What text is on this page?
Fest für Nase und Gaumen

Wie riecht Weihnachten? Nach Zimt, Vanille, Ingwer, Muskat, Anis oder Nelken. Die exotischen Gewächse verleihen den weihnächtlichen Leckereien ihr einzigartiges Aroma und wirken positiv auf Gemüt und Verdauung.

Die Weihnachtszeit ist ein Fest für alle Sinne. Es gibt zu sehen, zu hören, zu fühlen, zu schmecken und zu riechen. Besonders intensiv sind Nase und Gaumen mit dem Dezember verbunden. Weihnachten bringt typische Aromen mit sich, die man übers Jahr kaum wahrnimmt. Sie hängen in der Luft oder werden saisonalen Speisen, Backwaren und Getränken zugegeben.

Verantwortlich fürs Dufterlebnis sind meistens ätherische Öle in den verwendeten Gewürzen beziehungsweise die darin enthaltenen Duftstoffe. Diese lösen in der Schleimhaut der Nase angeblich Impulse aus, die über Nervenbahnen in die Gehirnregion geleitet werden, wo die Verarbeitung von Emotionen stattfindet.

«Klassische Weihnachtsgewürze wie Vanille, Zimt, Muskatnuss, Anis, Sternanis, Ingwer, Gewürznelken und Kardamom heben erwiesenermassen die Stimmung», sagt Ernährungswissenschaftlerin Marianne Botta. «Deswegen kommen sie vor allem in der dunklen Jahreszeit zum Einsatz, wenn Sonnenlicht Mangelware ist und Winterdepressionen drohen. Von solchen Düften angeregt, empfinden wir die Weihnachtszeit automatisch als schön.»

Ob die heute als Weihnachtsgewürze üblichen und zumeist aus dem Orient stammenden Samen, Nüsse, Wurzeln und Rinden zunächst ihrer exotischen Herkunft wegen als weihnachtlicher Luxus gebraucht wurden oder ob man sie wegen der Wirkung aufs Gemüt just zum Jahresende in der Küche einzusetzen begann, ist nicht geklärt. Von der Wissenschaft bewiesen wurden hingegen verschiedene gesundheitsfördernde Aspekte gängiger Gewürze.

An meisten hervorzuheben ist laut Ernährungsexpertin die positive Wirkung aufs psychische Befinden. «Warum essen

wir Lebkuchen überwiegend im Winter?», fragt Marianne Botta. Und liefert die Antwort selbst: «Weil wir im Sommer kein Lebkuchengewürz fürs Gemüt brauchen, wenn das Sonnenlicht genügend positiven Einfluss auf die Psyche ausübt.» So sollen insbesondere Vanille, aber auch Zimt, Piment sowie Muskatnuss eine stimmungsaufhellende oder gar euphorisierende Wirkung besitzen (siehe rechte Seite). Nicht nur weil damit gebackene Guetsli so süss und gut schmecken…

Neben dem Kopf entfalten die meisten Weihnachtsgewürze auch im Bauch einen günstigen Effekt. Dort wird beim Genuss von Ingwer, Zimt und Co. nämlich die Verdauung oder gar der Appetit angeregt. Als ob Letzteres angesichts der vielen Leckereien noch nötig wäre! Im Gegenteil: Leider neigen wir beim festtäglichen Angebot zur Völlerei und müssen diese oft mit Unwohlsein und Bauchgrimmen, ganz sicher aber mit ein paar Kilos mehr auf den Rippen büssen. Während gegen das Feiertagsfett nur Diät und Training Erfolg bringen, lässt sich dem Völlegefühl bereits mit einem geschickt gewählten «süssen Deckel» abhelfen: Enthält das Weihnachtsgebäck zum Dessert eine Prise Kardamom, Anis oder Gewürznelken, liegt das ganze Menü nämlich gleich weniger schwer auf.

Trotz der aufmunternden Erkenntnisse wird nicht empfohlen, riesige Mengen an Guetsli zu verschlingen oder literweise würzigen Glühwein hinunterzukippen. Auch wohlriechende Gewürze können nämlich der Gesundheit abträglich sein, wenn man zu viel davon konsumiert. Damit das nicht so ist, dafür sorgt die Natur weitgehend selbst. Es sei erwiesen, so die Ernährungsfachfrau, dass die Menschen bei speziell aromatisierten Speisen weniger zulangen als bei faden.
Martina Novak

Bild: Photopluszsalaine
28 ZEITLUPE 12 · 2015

# # # # # # #

DO THIS:
The string "exotischen" may appear in lines of the listing above; tally those lines and give the number only.

THE OUTPUT:
2